● Problem to work on: Reproduce the material verbatim, starting with its first line and continuing through the line containing "legend-item: SFMTL - Tense", including that line.

# START OF Data for processing

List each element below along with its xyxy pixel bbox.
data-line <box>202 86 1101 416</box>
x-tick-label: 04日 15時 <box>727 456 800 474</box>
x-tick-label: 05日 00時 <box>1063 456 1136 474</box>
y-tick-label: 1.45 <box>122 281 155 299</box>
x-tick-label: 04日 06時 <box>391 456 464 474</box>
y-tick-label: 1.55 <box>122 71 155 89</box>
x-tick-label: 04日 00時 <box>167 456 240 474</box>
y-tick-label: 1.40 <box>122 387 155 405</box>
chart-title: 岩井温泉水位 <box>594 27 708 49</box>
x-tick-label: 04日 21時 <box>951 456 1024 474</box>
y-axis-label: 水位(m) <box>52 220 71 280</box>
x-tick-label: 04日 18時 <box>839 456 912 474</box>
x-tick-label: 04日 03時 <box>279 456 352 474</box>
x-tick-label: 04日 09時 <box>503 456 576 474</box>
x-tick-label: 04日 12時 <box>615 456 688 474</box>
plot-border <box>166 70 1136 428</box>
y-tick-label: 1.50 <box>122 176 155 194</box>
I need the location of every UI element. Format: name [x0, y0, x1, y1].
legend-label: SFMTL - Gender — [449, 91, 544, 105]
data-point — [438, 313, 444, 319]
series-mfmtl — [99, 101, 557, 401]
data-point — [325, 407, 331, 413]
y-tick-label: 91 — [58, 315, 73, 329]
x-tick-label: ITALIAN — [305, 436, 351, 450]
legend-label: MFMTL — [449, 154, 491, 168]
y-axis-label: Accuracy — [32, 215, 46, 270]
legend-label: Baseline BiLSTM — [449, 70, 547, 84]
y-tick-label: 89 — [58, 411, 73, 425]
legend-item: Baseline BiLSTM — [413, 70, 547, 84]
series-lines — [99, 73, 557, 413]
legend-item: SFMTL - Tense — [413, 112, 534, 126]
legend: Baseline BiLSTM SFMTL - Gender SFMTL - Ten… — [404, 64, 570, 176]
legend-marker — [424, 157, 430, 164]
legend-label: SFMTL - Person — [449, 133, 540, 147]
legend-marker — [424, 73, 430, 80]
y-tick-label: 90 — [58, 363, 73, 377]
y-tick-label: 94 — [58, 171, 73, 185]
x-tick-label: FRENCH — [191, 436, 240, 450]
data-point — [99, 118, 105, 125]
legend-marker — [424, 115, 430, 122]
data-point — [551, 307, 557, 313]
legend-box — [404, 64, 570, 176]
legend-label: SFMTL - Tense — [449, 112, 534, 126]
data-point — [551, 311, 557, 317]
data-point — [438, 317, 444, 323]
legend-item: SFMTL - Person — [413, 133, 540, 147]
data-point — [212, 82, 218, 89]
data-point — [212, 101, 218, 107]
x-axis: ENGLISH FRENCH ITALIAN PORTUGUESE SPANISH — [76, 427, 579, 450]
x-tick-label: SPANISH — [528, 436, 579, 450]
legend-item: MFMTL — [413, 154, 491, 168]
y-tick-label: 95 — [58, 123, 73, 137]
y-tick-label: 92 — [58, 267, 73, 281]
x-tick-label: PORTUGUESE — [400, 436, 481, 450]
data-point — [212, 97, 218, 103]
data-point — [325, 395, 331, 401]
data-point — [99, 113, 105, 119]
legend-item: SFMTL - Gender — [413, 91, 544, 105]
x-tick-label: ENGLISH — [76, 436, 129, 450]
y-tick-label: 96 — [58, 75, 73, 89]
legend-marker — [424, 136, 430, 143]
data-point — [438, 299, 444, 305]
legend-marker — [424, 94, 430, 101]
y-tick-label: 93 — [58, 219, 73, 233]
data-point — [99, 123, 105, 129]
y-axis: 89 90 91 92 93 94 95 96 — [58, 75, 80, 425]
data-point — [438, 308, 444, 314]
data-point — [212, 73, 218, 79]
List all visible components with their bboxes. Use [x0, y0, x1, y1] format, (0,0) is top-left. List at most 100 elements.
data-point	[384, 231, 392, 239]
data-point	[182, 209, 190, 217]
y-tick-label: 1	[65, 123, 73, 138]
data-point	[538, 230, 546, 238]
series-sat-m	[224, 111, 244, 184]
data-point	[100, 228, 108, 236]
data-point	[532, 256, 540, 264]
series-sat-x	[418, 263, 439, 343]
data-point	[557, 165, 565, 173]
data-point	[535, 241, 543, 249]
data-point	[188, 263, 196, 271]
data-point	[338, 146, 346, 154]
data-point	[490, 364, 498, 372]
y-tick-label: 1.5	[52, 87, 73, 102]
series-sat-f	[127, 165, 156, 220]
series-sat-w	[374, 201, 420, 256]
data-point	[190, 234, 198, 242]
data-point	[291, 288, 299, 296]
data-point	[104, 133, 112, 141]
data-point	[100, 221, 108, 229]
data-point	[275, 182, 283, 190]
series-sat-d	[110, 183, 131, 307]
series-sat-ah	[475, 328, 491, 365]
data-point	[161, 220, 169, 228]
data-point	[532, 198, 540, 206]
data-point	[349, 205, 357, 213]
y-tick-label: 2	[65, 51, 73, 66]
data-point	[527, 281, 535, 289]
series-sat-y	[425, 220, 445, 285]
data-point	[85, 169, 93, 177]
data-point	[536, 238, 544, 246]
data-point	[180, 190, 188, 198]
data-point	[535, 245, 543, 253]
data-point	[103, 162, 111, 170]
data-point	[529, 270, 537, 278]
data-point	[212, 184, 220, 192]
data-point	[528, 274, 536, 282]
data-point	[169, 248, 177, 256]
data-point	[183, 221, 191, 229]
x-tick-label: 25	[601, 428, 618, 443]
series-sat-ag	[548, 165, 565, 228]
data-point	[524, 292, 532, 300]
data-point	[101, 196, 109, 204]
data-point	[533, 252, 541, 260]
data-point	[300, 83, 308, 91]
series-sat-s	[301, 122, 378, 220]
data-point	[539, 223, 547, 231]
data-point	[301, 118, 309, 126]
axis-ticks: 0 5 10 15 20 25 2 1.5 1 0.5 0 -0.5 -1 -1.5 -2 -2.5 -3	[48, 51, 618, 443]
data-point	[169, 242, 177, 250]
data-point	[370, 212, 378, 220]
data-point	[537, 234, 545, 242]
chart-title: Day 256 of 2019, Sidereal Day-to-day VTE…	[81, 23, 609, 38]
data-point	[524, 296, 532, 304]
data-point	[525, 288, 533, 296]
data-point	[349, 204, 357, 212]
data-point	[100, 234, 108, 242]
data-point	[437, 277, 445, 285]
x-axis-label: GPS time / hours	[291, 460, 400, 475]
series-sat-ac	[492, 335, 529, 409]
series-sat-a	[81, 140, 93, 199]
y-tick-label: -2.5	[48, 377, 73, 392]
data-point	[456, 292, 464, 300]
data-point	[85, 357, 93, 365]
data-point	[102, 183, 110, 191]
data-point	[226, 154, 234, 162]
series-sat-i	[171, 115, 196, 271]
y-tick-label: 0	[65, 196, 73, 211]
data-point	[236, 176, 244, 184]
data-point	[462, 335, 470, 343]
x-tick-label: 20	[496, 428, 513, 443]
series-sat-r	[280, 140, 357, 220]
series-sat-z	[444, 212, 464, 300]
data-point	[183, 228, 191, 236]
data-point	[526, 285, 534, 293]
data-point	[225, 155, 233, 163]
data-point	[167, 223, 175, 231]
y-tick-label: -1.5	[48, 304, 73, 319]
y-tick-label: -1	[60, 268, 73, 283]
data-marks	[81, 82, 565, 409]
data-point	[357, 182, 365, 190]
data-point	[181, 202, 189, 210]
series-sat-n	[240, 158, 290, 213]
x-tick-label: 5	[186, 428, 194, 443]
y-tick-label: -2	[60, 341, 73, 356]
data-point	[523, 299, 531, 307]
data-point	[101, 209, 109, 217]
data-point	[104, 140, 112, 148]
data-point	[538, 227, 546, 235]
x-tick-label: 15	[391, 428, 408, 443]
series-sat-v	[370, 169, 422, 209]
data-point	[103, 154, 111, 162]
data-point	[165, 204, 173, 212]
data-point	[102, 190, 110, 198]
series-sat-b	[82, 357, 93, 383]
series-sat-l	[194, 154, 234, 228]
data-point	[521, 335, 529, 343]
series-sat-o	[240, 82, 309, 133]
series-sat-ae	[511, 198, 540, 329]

# END OF Data for processing

● The reply:
List each element below along with its xyxy pixel bbox.
data-line <box>202 86 1101 416</box>
x-tick-label: 04日 15時 <box>727 456 800 474</box>
x-tick-label: 05日 00時 <box>1063 456 1136 474</box>
y-tick-label: 1.45 <box>122 281 155 299</box>
x-tick-label: 04日 06時 <box>391 456 464 474</box>
y-tick-label: 1.55 <box>122 71 155 89</box>
x-tick-label: 04日 00時 <box>167 456 240 474</box>
y-tick-label: 1.40 <box>122 387 155 405</box>
chart-title: 岩井温泉水位 <box>594 27 708 49</box>
x-tick-label: 04日 21時 <box>951 456 1024 474</box>
y-axis-label: 水位(m) <box>52 220 71 280</box>
x-tick-label: 04日 18時 <box>839 456 912 474</box>
x-tick-label: 04日 03時 <box>279 456 352 474</box>
x-tick-label: 04日 09時 <box>503 456 576 474</box>
x-tick-label: 04日 12時 <box>615 456 688 474</box>
plot-border <box>166 70 1136 428</box>
y-tick-label: 1.50 <box>122 176 155 194</box>
I need the location of every UI element. Format: name [x0, y0, x1, y1].
legend-label: SFMTL - Gender — [449, 91, 544, 105]
data-point — [438, 313, 444, 319]
series-mfmtl — [99, 101, 557, 401]
data-point — [325, 407, 331, 413]
y-tick-label: 91 — [58, 315, 73, 329]
x-tick-label: ITALIAN — [305, 436, 351, 450]
legend-label: MFMTL — [449, 154, 491, 168]
y-axis-label: Accuracy — [32, 215, 46, 270]
legend-label: Baseline BiLSTM — [449, 70, 547, 84]
y-tick-label: 89 — [58, 411, 73, 425]
legend-item: Baseline BiLSTM — [413, 70, 547, 84]
series-lines — [99, 73, 557, 413]
legend-item: SFMTL - Tense — [413, 112, 534, 126]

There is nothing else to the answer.